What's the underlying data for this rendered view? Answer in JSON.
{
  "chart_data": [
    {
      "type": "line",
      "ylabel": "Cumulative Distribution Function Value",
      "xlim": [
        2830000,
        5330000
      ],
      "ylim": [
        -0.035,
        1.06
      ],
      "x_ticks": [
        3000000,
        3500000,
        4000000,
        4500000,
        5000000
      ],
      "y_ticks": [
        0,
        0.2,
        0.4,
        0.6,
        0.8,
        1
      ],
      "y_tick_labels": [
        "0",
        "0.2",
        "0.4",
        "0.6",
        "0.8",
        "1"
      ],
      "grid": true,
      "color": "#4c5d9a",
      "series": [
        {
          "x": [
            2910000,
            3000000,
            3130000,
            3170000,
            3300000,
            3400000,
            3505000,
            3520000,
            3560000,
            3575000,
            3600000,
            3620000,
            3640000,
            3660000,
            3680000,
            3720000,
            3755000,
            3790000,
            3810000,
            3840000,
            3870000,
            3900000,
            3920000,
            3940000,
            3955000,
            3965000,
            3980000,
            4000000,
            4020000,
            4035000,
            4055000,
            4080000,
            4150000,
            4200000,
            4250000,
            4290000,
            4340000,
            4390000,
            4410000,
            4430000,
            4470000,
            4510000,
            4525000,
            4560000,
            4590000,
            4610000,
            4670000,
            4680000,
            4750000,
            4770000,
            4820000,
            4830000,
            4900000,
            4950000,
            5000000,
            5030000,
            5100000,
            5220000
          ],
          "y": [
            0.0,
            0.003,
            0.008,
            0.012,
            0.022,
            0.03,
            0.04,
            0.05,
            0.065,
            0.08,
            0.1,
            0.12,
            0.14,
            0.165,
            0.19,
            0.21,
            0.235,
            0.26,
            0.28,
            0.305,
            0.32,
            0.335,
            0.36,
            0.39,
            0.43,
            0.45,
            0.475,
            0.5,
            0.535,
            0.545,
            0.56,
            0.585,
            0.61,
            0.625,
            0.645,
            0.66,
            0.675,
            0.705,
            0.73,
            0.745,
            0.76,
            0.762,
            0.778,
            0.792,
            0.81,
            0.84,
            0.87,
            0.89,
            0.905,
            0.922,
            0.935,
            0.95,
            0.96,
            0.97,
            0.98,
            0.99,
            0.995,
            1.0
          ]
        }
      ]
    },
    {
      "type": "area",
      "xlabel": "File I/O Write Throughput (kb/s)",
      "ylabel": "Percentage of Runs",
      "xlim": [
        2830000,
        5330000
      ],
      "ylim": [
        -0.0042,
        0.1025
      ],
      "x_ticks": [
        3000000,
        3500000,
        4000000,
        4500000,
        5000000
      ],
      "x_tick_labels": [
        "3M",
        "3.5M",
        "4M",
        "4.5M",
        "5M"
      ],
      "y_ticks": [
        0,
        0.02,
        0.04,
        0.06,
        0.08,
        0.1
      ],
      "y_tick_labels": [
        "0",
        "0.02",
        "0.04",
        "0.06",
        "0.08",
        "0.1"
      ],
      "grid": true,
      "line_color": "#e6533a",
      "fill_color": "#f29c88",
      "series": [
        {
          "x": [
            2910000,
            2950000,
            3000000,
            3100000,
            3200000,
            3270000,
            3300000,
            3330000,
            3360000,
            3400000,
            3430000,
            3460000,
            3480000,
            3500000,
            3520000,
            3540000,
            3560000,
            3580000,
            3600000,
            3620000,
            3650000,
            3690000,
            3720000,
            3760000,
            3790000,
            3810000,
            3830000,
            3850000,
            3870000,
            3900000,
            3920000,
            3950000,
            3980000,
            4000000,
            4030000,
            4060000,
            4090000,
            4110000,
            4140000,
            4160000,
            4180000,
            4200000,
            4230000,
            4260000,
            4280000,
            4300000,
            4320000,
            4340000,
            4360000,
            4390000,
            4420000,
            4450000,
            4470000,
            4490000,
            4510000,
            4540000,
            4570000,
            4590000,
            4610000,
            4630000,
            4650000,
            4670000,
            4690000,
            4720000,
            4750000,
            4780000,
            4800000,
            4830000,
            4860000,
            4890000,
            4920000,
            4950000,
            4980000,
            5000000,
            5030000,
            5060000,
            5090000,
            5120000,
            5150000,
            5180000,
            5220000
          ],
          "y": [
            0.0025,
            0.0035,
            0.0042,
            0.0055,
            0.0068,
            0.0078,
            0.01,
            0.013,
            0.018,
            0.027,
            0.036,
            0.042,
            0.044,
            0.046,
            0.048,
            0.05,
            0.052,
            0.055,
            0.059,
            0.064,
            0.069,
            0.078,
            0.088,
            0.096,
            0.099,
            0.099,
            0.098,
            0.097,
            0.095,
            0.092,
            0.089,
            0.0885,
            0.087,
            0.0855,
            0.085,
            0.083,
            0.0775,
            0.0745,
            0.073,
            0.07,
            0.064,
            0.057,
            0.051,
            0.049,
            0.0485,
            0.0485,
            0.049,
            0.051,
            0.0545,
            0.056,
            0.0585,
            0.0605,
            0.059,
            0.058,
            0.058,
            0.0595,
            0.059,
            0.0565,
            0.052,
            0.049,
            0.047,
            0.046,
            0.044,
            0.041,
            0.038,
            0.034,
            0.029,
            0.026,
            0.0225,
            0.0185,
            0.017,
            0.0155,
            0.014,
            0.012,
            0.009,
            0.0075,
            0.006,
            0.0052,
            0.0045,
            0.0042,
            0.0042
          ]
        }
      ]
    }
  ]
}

########################################

What the task requires: Using the listing above, please repeat every entry exactly.

The reply:
What's the underlying data for this rendered view? Answer in JSON.
{
  "chart_data": [
    {
      "type": "line",
      "ylabel": "Cumulative Distribution Function Value",
      "xlim": [
        2830000,
        5330000
      ],
      "ylim": [
        -0.035,
        1.06
      ],
      "x_ticks": [
        3000000,
        3500000,
        4000000,
        4500000,
        5000000
      ],
      "y_ticks": [
        0,
        0.2,
        0.4,
        0.6,
        0.8,
        1
      ],
      "y_tick_labels": [
        "0",
        "0.2",
        "0.4",
        "0.6",
        "0.8",
        "1"
      ],
      "grid": true,
      "color": "#4c5d9a",
      "series": [
        {
          "x": [
            2910000,
            3000000,
            3130000,
            3170000,
            3300000,
            3400000,
            3505000,
            3520000,
            3560000,
            3575000,
            3600000,
            3620000,
            3640000,
            3660000,
            3680000,
            3720000,
            3755000,
            3790000,
            3810000,
            3840000,
            3870000,
            3900000,
            3920000,
            3940000,
            3955000,
            3965000,
            3980000,
            4000000,
            4020000,
            4035000,
            4055000,
            4080000,
            4150000,
            4200000,
            4250000,
            4290000,
            4340000,
            4390000,
            4410000,
            4430000,
            4470000,
            4510000,
            4525000,
            4560000,
            4590000,
            4610000,
            4670000,
            4680000,
            4750000,
            4770000,
            4820000,
            4830000,
            4900000,
            4950000,
            5000000,
            5030000,
            5100000,
            5220000
          ],
          "y": [
            0.0,
            0.003,
            0.008,
            0.012,
            0.022,
            0.03,
            0.04,
            0.05,
            0.065,
            0.08,
            0.1,
            0.12,
            0.14,
            0.165,
            0.19,
            0.21,
            0.235,
            0.26,
            0.28,
            0.305,
            0.32,
            0.335,
            0.36,
            0.39,
            0.43,
            0.45,
            0.475,
            0.5,
            0.535,
            0.545,
            0.56,
            0.585,
            0.61,
            0.625,
            0.645,
            0.66,
            0.675,
            0.705,
            0.73,
            0.745,
            0.76,
            0.762,
            0.778,
            0.792,
            0.81,
            0.84,
            0.87,
            0.89,
            0.905,
            0.922,
            0.935,
            0.95,
            0.96,
            0.97,
            0.98,
            0.99,
            0.995,
            1.0
          ]
        }
      ]
    },
    {
      "type": "area",
      "xlabel": "File I/O Write Throughput (kb/s)",
      "ylabel": "Percentage of Runs",
      "xlim": [
        2830000,
        5330000
      ],
      "ylim": [
        -0.0042,
        0.1025
      ],
      "x_ticks": [
        3000000,
        3500000,
        4000000,
        4500000,
        5000000
      ],
      "x_tick_labels": [
        "3M",
        "3.5M",
        "4M",
        "4.5M",
        "5M"
      ],
      "y_ticks": [
        0,
        0.02,
        0.04,
        0.06,
        0.08,
        0.1
      ],
      "y_tick_labels": [
        "0",
        "0.02",
        "0.04",
        "0.06",
        "0.08",
        "0.1"
      ],
      "grid": true,
      "line_color": "#e6533a",
      "fill_color": "#f29c88",
      "series": [
        {
          "x": [
            2910000,
            2950000,
            3000000,
            3100000,
            3200000,
            3270000,
            3300000,
            3330000,
            3360000,
            3400000,
            3430000,
            3460000,
            3480000,
            3500000,
            3520000,
            3540000,
            3560000,
            3580000,
            3600000,
            3620000,
            3650000,
            3690000,
            3720000,
            3760000,
            3790000,
            3810000,
            3830000,
            3850000,
            3870000,
            3900000,
            3920000,
            3950000,
            3980000,
            4000000,
            4030000,
            4060000,
            4090000,
            4110000,
            4140000,
            4160000,
            4180000,
            4200000,
            4230000,
            4260000,
            4280000,
            4300000,
            4320000,
            4340000,
            4360000,
            4390000,
            4420000,
            4450000,
            4470000,
            4490000,
            4510000,
            4540000,
            4570000,
            4590000,
            4610000,
            4630000,
            4650000,
            4670000,
            4690000,
            4720000,
            4750000,
            4780000,
            4800000,
            4830000,
            4860000,
            4890000,
            4920000,
            4950000,
            4980000,
            5000000,
            5030000,
            5060000,
            5090000,
            5120000,
            5150000,
            5180000,
            5220000
          ],
          "y": [
            0.0025,
            0.0035,
            0.0042,
            0.0055,
            0.0068,
            0.0078,
            0.01,
            0.013,
            0.018,
            0.027,
            0.036,
            0.042,
            0.044,
            0.046,
            0.048,
            0.05,
            0.052,
            0.055,
            0.059,
            0.064,
            0.069,
            0.078,
            0.088,
            0.096,
            0.099,
            0.099,
            0.098,
            0.097,
            0.095,
            0.092,
            0.089,
            0.0885,
            0.087,
            0.0855,
            0.085,
            0.083,
            0.0775,
            0.0745,
            0.073,
            0.07,
            0.064,
            0.057,
            0.051,
            0.049,
            0.0485,
            0.0485,
            0.049,
            0.051,
            0.0545,
            0.056,
            0.0585,
            0.0605,
            0.059,
            0.058,
            0.058,
            0.0595,
            0.059,
            0.0565,
            0.052,
            0.049,
            0.047,
            0.046,
            0.044,
            0.041,
            0.038,
            0.034,
            0.029,
            0.026,
            0.0225,
            0.0185,
            0.017,
            0.0155,
            0.014,
            0.012,
            0.009,
            0.0075,
            0.006,
            0.0052,
            0.0045,
            0.0042,
            0.0042
          ]
        }
      ]
    }
  ]
}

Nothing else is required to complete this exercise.